BEGIN Excerpted data

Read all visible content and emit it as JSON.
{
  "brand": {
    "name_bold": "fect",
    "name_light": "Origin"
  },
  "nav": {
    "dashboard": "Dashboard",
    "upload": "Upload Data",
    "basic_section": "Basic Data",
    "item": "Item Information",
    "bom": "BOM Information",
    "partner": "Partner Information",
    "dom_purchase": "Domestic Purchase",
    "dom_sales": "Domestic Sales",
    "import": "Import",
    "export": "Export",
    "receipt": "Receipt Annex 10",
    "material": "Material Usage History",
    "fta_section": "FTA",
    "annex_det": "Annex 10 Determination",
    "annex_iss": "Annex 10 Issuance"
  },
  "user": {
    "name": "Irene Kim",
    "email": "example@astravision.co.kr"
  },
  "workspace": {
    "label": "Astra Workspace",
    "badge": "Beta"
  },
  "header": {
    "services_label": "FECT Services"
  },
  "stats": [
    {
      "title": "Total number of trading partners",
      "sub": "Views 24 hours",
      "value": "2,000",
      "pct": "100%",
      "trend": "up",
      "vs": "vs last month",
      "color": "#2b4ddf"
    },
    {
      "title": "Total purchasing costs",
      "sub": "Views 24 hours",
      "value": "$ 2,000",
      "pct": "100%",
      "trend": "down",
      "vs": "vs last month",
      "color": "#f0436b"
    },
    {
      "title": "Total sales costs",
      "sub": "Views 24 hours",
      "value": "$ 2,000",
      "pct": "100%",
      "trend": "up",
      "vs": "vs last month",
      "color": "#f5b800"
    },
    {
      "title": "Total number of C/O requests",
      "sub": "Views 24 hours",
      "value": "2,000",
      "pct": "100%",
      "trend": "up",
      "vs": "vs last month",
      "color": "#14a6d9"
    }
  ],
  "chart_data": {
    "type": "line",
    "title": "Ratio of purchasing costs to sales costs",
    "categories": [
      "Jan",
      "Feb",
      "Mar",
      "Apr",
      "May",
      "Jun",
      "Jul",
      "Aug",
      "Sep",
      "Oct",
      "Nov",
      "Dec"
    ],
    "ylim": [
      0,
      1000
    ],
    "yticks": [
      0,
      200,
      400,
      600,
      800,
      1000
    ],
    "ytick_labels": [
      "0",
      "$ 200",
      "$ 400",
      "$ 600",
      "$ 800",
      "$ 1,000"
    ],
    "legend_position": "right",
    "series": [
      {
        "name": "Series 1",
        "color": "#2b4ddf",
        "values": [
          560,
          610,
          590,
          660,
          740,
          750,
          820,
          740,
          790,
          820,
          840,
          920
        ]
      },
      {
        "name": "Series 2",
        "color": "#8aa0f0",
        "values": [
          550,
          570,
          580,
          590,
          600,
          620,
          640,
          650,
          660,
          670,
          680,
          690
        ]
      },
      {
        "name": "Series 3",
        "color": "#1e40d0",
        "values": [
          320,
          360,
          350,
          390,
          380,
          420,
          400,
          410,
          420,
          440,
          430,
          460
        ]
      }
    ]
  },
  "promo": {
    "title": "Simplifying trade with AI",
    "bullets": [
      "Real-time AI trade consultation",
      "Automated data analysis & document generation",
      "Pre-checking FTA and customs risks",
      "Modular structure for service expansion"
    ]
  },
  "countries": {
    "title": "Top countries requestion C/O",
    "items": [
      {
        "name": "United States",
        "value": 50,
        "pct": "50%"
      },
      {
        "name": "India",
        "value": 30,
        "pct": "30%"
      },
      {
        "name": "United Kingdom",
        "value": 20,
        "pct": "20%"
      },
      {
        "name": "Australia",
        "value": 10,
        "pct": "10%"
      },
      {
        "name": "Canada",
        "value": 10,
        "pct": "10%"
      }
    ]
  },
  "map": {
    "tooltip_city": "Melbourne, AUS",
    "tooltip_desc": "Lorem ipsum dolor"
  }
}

END Excerpted data

What this task involves>
Extract all lines from the data in which "Domestic" is found.

The response>
    "dom_purchase": "Domestic Purchase",
    "dom_sales": "Domestic Sales",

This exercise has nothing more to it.